Print all the records exactly, please.

[Dataset entries]
▶

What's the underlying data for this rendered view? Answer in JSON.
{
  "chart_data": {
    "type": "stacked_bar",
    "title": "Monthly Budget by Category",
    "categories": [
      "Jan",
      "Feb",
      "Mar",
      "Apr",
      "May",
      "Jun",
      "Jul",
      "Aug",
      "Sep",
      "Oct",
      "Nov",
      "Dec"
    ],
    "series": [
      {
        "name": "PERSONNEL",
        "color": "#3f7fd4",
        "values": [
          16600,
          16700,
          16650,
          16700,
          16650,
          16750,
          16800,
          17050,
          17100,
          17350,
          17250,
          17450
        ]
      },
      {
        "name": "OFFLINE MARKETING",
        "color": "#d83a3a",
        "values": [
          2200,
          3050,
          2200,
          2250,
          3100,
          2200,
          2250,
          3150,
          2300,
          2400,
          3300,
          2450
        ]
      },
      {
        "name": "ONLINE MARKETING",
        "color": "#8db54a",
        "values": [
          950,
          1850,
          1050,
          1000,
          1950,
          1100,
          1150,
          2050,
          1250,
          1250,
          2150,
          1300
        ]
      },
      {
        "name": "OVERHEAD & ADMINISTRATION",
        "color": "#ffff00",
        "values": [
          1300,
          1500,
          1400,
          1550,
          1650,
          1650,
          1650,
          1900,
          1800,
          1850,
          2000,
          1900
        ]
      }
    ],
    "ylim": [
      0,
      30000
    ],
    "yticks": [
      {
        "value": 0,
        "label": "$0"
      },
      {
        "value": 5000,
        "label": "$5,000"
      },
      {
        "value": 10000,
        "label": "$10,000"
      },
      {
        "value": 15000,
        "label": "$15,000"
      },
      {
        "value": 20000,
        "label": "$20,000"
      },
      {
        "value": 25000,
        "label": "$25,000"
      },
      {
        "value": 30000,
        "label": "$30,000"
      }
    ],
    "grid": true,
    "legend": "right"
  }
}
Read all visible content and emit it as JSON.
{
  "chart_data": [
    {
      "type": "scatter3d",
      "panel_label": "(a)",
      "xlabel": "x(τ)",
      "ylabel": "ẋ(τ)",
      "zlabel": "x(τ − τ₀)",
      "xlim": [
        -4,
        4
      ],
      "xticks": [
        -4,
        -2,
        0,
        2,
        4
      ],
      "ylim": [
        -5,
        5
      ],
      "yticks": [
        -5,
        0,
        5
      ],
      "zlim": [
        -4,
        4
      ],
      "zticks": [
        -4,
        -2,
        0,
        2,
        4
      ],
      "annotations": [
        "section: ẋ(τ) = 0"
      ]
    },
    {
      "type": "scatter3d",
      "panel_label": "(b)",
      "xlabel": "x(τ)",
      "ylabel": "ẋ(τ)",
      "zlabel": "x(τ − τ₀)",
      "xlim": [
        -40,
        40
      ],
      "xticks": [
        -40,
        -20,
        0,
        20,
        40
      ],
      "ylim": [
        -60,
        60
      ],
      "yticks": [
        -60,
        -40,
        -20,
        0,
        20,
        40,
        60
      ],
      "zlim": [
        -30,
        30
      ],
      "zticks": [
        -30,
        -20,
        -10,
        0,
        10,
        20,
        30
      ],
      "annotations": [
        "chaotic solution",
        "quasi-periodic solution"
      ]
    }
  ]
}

◀

THE COMPLETED TASK:
What's the underlying data for this rendered view? Answer in JSON.
{
  "chart_data": {
    "type": "stacked_bar",
    "title": "Monthly Budget by Category",
    "categories": [
      "Jan",
      "Feb",
      "Mar",
      "Apr",
      "May",
      "Jun",
      "Jul",
      "Aug",
      "Sep",
      "Oct",
      "Nov",
      "Dec"
    ],
    "series": [
      {
        "name": "PERSONNEL",
        "color": "#3f7fd4",
        "values": [
          16600,
          16700,
          16650,
          16700,
          16650,
          16750,
          16800,
          17050,
          17100,
          17350,
          17250,
          17450
        ]
      },
      {
        "name": "OFFLINE MARKETING",
        "color": "#d83a3a",
        "values": [
          2200,
          3050,
          2200,
          2250,
          3100,
          2200,
          2250,
          3150,
          2300,
          2400,
          3300,
          2450
        ]
      },
      {
        "name": "ONLINE MARKETING",
        "color": "#8db54a",
        "values": [
          950,
          1850,
          1050,
          1000,
          1950,
          1100,
          1150,
          2050,
          1250,
          1250,
          2150,
          1300
        ]
      },
      {
        "name": "OVERHEAD & ADMINISTRATION",
        "color": "#ffff00",
        "values": [
          1300,
          1500,
          1400,
          1550,
          1650,
          1650,
          1650,
          1900,
          1800,
          1850,
          2000,
          1900
        ]
      }
    ],
    "ylim": [
      0,
      30000
    ],
    "yticks": [
      {
        "value": 0,
        "label": "$0"
      },
      {
        "value": 5000,
        "label": "$5,000"
      },
      {
        "value": 10000,
        "label": "$10,000"
      },
      {
        "value": 15000,
        "label": "$15,000"
      },
      {
        "value": 20000,
        "label": "$20,000"
      },
      {
        "value": 25000,
        "label": "$25,000"
      },
      {
        "value": 30000,
        "label": "$30,000"
      }
    ],
    "grid": true,
    "legend": "right"
  }
}
Read all visible content and emit it as JSON.
{
  "chart_data": [
    {
      "type": "scatter3d",
      "panel_label": "(a)",
      "xlabel": "x(τ)",
      "ylabel": "ẋ(τ)",
      "zlabel": "x(τ − τ₀)",
      "xlim": [
        -4,
        4
      ],
      "xticks": [
        -4,
        -2,
        0,
        2,
        4
      ],
      "ylim": [
        -5,
        5
      ],
      "yticks": [
        -5,
        0,
        5
      ],
      "zlim": [
        -4,
        4
      ],
      "zticks": [
        -4,
        -2,
        0,
        2,
        4
      ],
      "annotations": [
        "section: ẋ(τ) = 0"
      ]
    },
    {
      "type": "scatter3d",
      "panel_label": "(b)",
      "xlabel": "x(τ)",
      "ylabel": "ẋ(τ)",
      "zlabel": "x(τ − τ₀)",
      "xlim": [
        -40,
        40
      ],
      "xticks": [
        -40,
        -20,
        0,
        20,
        40
      ],
      "ylim": [
        -60,
        60
      ],
      "yticks": [
        -60,
        -40,
        -20,
        0,
        20,
        40,
        60
      ],
      "zlim": [
        -30,
        30
      ],
      "zticks": [
        -30,
        -20,
        -10,
        0,
        10,
        20,
        30
      ],
      "annotations": [
        "chaotic solution",
        "quasi-periodic solution"
      ]
    }
  ]
}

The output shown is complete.